• _Job 1_
Please repeat the text about the play Arias with a Twist word for word.

• _Selected excerpt_
════════

- Promotional poster from the original production.
- Original language: English
- Written by: Joey Arias Basil Twist
- Characters: Joey
- Mute: Six Puppeteers
- Genre: Comedy
- Setting: Outer Space; Earth; HERE Arts Center; Hell; New York City;

Premiere
- Date: June 12, 2008
- Place: HERE Arts Center, New York City
- ariaswithatwistreturns.com

= Arias with a Twist =

Arias with a Twist is a 2008 American collaborative play created by drag queen Joey Arias and puppeteer Basil Twist. It premiered on June 12, 2008 at the HERE Arts Center in the Dorothy B. Williams Theatre. Although the play is performed as a one man show starring Arias, it also features the work of six nearly invisible puppeteers who manipulate traditional marionettes, hand puppets, and the scenic elements. It has been nominated for the 2009 Drama Desk Award for Unique Theatrical Experience.

==Plot==
The play opens with a musical band of four marionettes, each playing an instrument; piano, drums, trumpet, and bass. After a brief song, the audience is introduced to Joey Arias. Arias has been kidnapped by aliens and is subjected to probing while she performs a version of Kashmir by Led Zeppelin. When the aliens are finished with the intrusion, they eject her from their spaceship and she crash lands in a jungle, presumably on earth. She follows her landing with Jungle of Eden, an original song by the Propellerheads' Alex Gifford. Alone and hungry, Arias searches for food only to find a mushroom that causes her to hallucinate. During the hallucination sequence, psychedelic imagery is projected onto a scrim at the front of the stage while Arias sings a Beatles medley comprising Lucy in the Sky with Diamonds and Within You, Without You. The scene shifts to an undisclosed location where objects float through the air accompanied by Arias's monologue on her sugar daddy. She is then sent to Hell, where she performs a musical number and some suggestive activities with two giant anatomically correct male devil puppets. Arias sings the Eric Carmen song All By Myself and is confronted by her doppelganger in puppet form who inspires her to return to New York City. This prompts another original Alex Gifford song, Lately. When Arias returns to New York, she arrives just in time to perform in a show with the aforementioned puppet band where she sings the Lambert, Hendricks & Ross song, Twisted, the Bill Carey and Carl T. Fischer song, You've Changed, and Ziegfeld Follies song, You've Gotta Pull Strings. The production ends in a Busby Berkeley-esque finalé, which includes mirrors and kaleidoscopic video images of Arias's face.

════════

[Element box annotations]
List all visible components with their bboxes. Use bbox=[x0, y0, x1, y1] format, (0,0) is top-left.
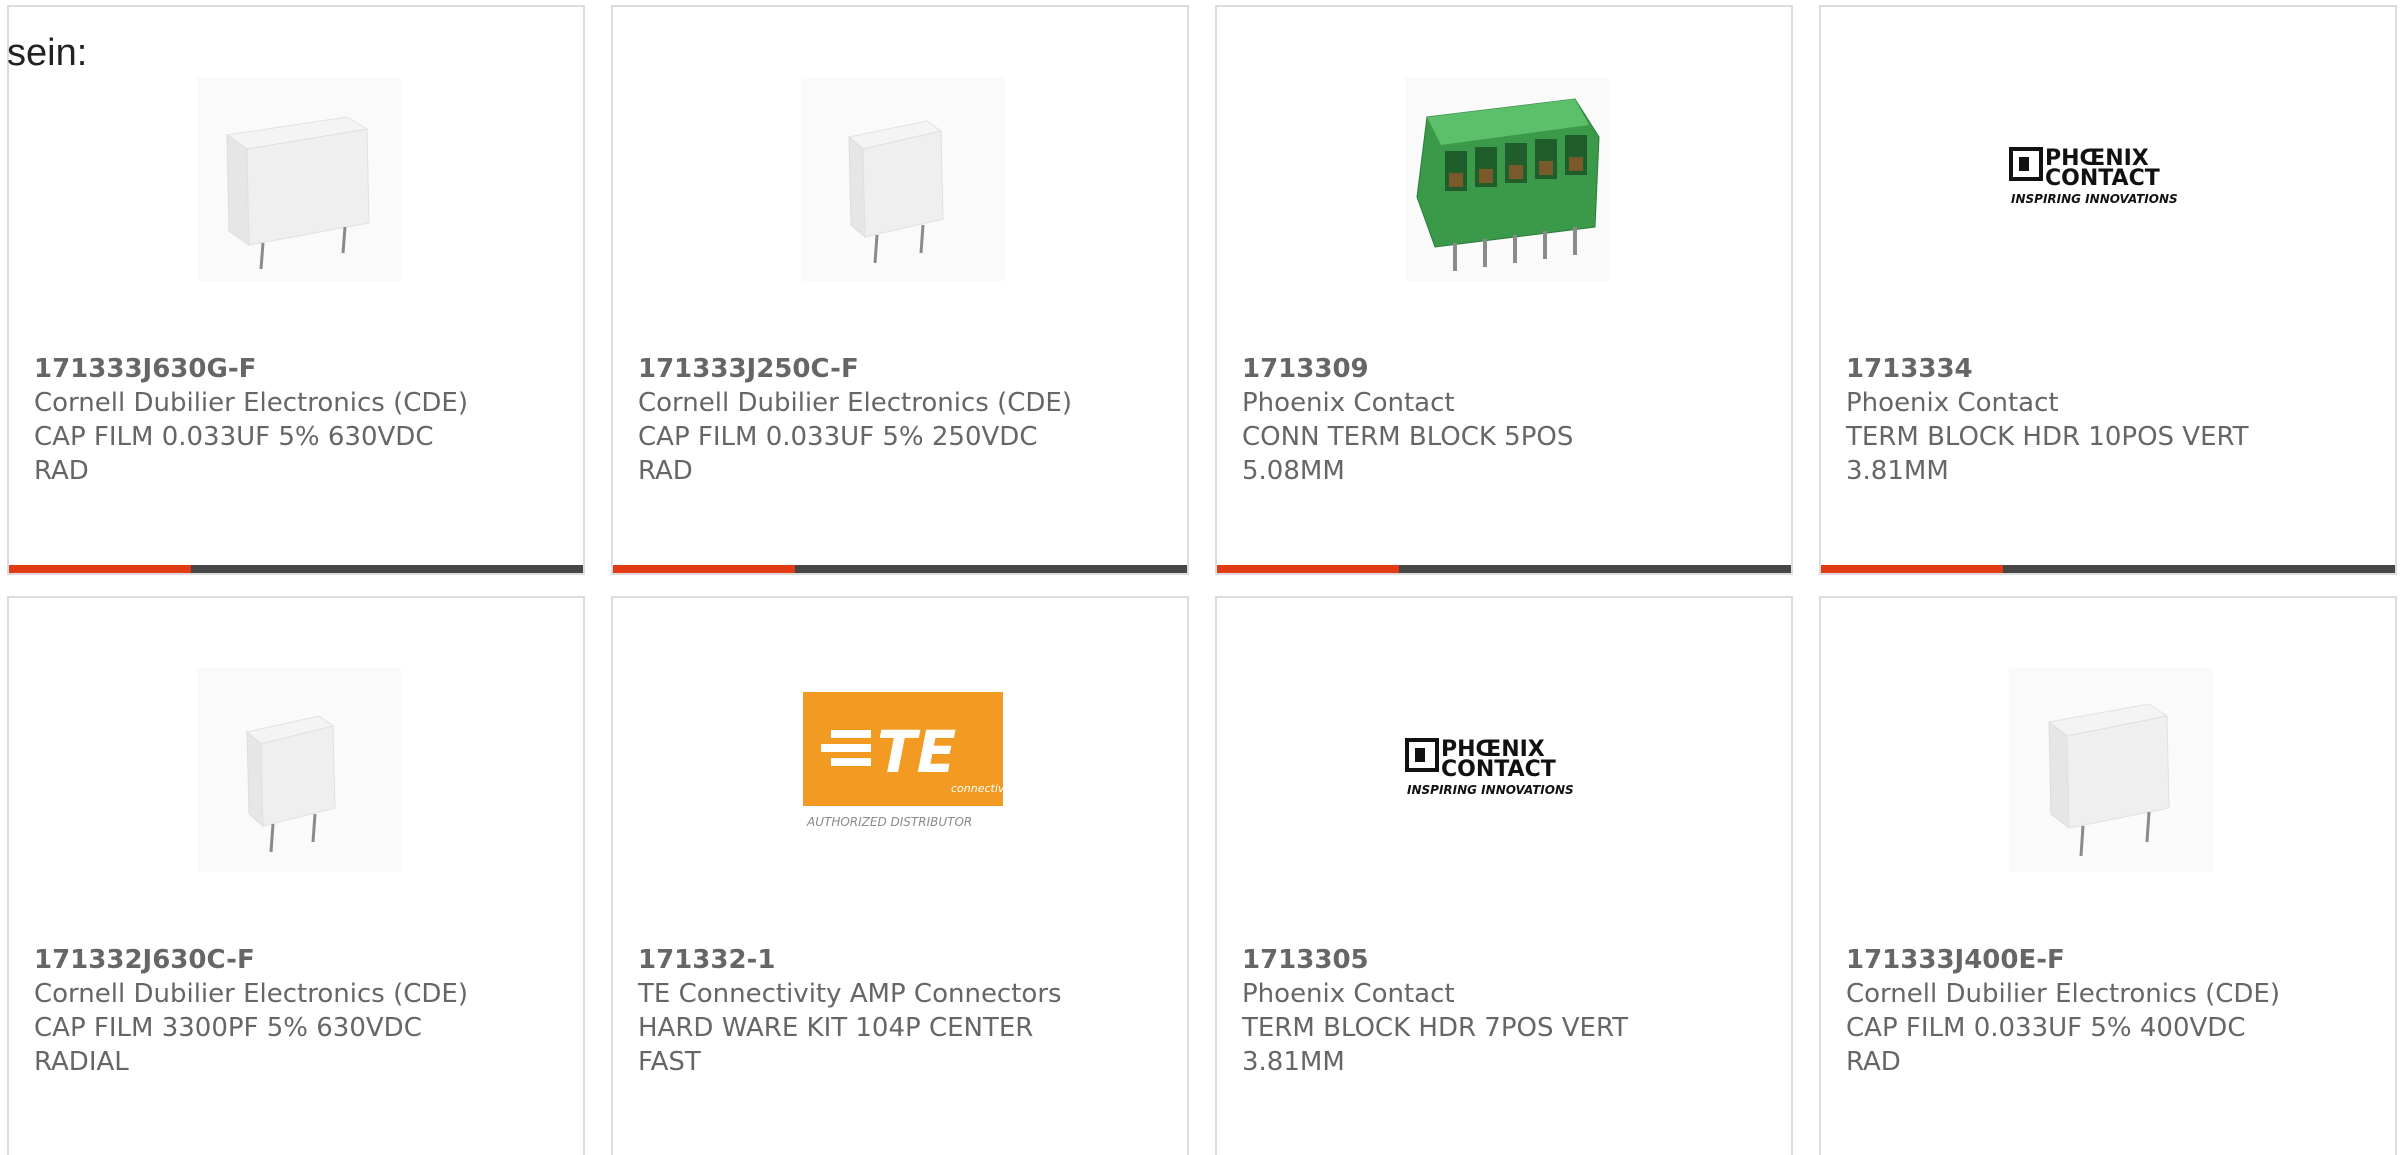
manufacturer: Cornell Dubilier Electronics (CDE) bbox=[34, 388, 468, 418]
part-number[interactable]: 171333J250C-F bbox=[638, 352, 1167, 386]
svg-text:TE: TE bbox=[877, 718, 956, 786]
part-number[interactable]: 1713334 bbox=[1846, 352, 2375, 386]
film-capacitor-image bbox=[197, 77, 401, 281]
manufacturer: TE Connectivity AMP Connectors bbox=[638, 979, 1062, 1009]
product-card[interactable]: 171333J400E-F Cornell Dubilier Electroni… bbox=[1819, 596, 2397, 1155]
manufacturer: Cornell Dubilier Electronics (CDE) bbox=[638, 388, 1072, 418]
description-line1: TERM BLOCK HDR 10POS VERT bbox=[1846, 422, 2249, 452]
film-capacitor-image bbox=[197, 668, 401, 872]
product-card[interactable]: 171332J630C-F Cornell Dubilier Electroni… bbox=[7, 596, 585, 1155]
svg-text:INSPIRING INNOVATIONS: INSPIRING INNOVATIONS bbox=[2011, 192, 2178, 206]
part-number[interactable]: 1713305 bbox=[1242, 943, 1771, 977]
description-line2: RADIAL bbox=[34, 1047, 129, 1077]
film-capacitor-image bbox=[2009, 668, 2213, 872]
te-connectivity-logo: TE connectivity AUTHORIZED DISTRIBUTOR bbox=[801, 668, 1005, 872]
phoenix-contact-logo: PHŒNIX CONTACT INSPIRING INNOVATIONS bbox=[2009, 77, 2213, 281]
part-number[interactable]: 171333J630G-F bbox=[34, 352, 563, 386]
product-grid-page: sein: 171333J630G-F Cornell Dubilier Ele… bbox=[0, 0, 2400, 1155]
description-line1: HARD WARE KIT 104P CENTER bbox=[638, 1013, 1034, 1043]
card-accent-bar bbox=[613, 565, 795, 573]
part-number[interactable]: 171332J630C-F bbox=[34, 943, 563, 977]
part-number[interactable]: 171333J400E-F bbox=[1846, 943, 2375, 977]
description-line2: 3.81MM bbox=[1846, 456, 1949, 486]
description-line2: RAD bbox=[638, 456, 693, 486]
card-footer-bar bbox=[1217, 565, 1791, 573]
card-accent-bar bbox=[1217, 565, 1399, 573]
svg-text:AUTHORIZED DISTRIBUTOR: AUTHORIZED DISTRIBUTOR bbox=[806, 815, 972, 829]
description-line1: CAP FILM 0.033UF 5% 630VDC bbox=[34, 422, 434, 452]
product-info: 171333J400E-F Cornell Dubilier Electroni… bbox=[1846, 943, 2375, 1079]
card-accent-bar bbox=[9, 565, 191, 573]
manufacturer: Cornell Dubilier Electronics (CDE) bbox=[1846, 979, 2280, 1009]
description-line2: RAD bbox=[34, 456, 89, 486]
description-line1: TERM BLOCK HDR 7POS VERT bbox=[1242, 1013, 1629, 1043]
svg-text:connectivity: connectivity bbox=[951, 782, 1005, 795]
product-info: 171333J630G-F Cornell Dubilier Electroni… bbox=[34, 352, 563, 488]
manufacturer: Phoenix Contact bbox=[1846, 388, 2059, 418]
description-line1: CAP FILM 0.033UF 5% 250VDC bbox=[638, 422, 1038, 452]
svg-text:CONTACT: CONTACT bbox=[1441, 757, 1556, 782]
part-number[interactable]: 1713309 bbox=[1242, 352, 1771, 386]
product-info: 171333J250C-F Cornell Dubilier Electroni… bbox=[638, 352, 1167, 488]
description-line1: CONN TERM BLOCK 5POS bbox=[1242, 422, 1574, 452]
description-line2: 5.08MM bbox=[1242, 456, 1345, 486]
svg-text:CONTACT: CONTACT bbox=[2045, 166, 2160, 191]
product-card[interactable]: PHŒNIX CONTACT INSPIRING INNOVATIONS 171… bbox=[1215, 596, 1793, 1155]
manufacturer: Cornell Dubilier Electronics (CDE) bbox=[34, 979, 468, 1009]
product-card[interactable]: 171333J250C-F Cornell Dubilier Electroni… bbox=[611, 5, 1189, 575]
terminal-block-image bbox=[1405, 77, 1609, 281]
card-footer-bar bbox=[1821, 565, 2395, 573]
svg-text:INSPIRING INNOVATIONS: INSPIRING INNOVATIONS bbox=[1407, 783, 1574, 797]
description-line2: RAD bbox=[1846, 1047, 1901, 1077]
description-line2: 3.81MM bbox=[1242, 1047, 1345, 1077]
part-number[interactable]: 171332-1 bbox=[638, 943, 1167, 977]
card-footer-bar bbox=[613, 565, 1187, 573]
product-info: 1713309 Phoenix Contact CONN TERM BLOCK … bbox=[1242, 352, 1771, 488]
film-capacitor-image bbox=[801, 77, 1005, 281]
card-accent-bar bbox=[1821, 565, 2003, 573]
product-info: 171332J630C-F Cornell Dubilier Electroni… bbox=[34, 943, 563, 1079]
product-card[interactable]: 1713309 Phoenix Contact CONN TERM BLOCK … bbox=[1215, 5, 1793, 575]
product-card[interactable]: TE connectivity AUTHORIZED DISTRIBUTOR 1… bbox=[611, 596, 1189, 1155]
description-line2: FAST bbox=[638, 1047, 701, 1077]
card-footer-bar bbox=[9, 565, 583, 573]
product-info: 1713305 Phoenix Contact TERM BLOCK HDR 7… bbox=[1242, 943, 1771, 1079]
product-info: 171332-1 TE Connectivity AMP Connectors … bbox=[638, 943, 1167, 1079]
description-line1: CAP FILM 0.033UF 5% 400VDC bbox=[1846, 1013, 2246, 1043]
page-heading: sein: bbox=[7, 32, 88, 74]
manufacturer: Phoenix Contact bbox=[1242, 979, 1455, 1009]
product-card[interactable]: PHŒNIX CONTACT INSPIRING INNOVATIONS 171… bbox=[1819, 5, 2397, 575]
phoenix-contact-logo: PHŒNIX CONTACT INSPIRING INNOVATIONS bbox=[1405, 668, 1609, 872]
product-card[interactable]: 171333J630G-F Cornell Dubilier Electroni… bbox=[7, 5, 585, 575]
description-line1: CAP FILM 3300PF 5% 630VDC bbox=[34, 1013, 422, 1043]
product-info: 1713334 Phoenix Contact TERM BLOCK HDR 1… bbox=[1846, 352, 2375, 488]
manufacturer: Phoenix Contact bbox=[1242, 388, 1455, 418]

════════

• _Job 2_
Reproduce the rows above verbatim from the line with "388, 468, 418]" up to and including the line with "film-capacitor-image bbox=[197, 668, 401, 872]", and nothing else.

• _Expected answer 1_
- Promotional poster from the original production.
- Original language: English
- Written by: Joey Arias Basil Twist
- Characters: Joey
- Mute: Six Puppeteers
- Genre: Comedy
- Setting: Outer Space; Earth; HERE Arts Center; Hell; New York City;

Premiere
- Date: June 12, 2008
- Place: HERE Arts Center, New York City
- ariaswithatwistreturns.com

= Arias with a Twist =

Arias with a Twist is a 2008 American collaborative play created by drag queen Joey Arias and puppeteer Basil Twist. It premiered on June 12, 2008 at the HERE Arts Center in the Dorothy B. Williams Theatre. Although the play is performed as a one man show starring Arias, it also features the work of six nearly invisible puppeteers who manipulate traditional marionettes, hand puppets, and the scenic elements. It has been nominated for the 2009 Drama Desk Award for Unique Theatrical Experience.

==Plot==
The play opens with a musical band of four marionettes, each playing an instrument; piano, drums, trumpet, and bass. After a brief song, the audience is introduced to Joey Arias. Arias has been kidnapped by aliens and is subjected to probing while she performs a version of Kashmir by Led Zeppelin. When the aliens are finished with the intrusion, they eject her from their spaceship and she crash lands in a jungle, presumably on earth. She follows her landing with Jungle of Eden, an original song by the Propellerheads' Alex Gifford. Alone and hungry, Arias searches for food only to find a mushroom that causes her to hallucinate. During the hallucination sequence, psychedelic imagery is projected onto a scrim at the front of the stage while Arias sings a Beatles medley comprising Lucy in the Sky with Diamonds and Within You, Without You. The scene shifts to an undisclosed location where objects float through the air accompanied by Arias's monologue on her sugar daddy. She is then sent to Hell, where she performs a musical number and some suggestive activities with two giant anatomically correct male devil puppets. Arias sings the Eric Carmen song All By Myself and is confronted by her doppelganger in puppet form who inspires her to return to New York City. This prompts another original Alex Gifford song, Lately. When Arias returns to New York, she arrives just in time to perform in a show with the aforementioned puppet band where she sings the Lambert, Hendricks & Ross song, Twisted, the Bill Carey and Carl T. Fischer song, You've Changed, and Ziegfeld Follies song, You've Gotta Pull Strings. The production ends in a Busby Berkeley-esque finalé, which includes mirrors and kaleidoscopic video images of Arias's face.

• _Expected answer 2_
manufacturer: Cornell Dubilier Electronics (CDE) bbox=[34, 388, 468, 418]
part-number[interactable]: 171333J250C-F bbox=[638, 352, 1167, 386]
svg-text:TE: TE bbox=[877, 718, 956, 786]
part-number[interactable]: 1713334 bbox=[1846, 352, 2375, 386]
film-capacitor-image bbox=[197, 77, 401, 281]
manufacturer: TE Connectivity AMP Connectors bbox=[638, 979, 1062, 1009]
product-card[interactable]: 171333J400E-F Cornell Dubilier Electroni… bbox=[1819, 596, 2397, 1155]
manufacturer: Cornell Dubilier Electronics (CDE) bbox=[638, 388, 1072, 418]
description-line1: TERM BLOCK HDR 10POS VERT bbox=[1846, 422, 2249, 452]
film-capacitor-image bbox=[197, 668, 401, 872]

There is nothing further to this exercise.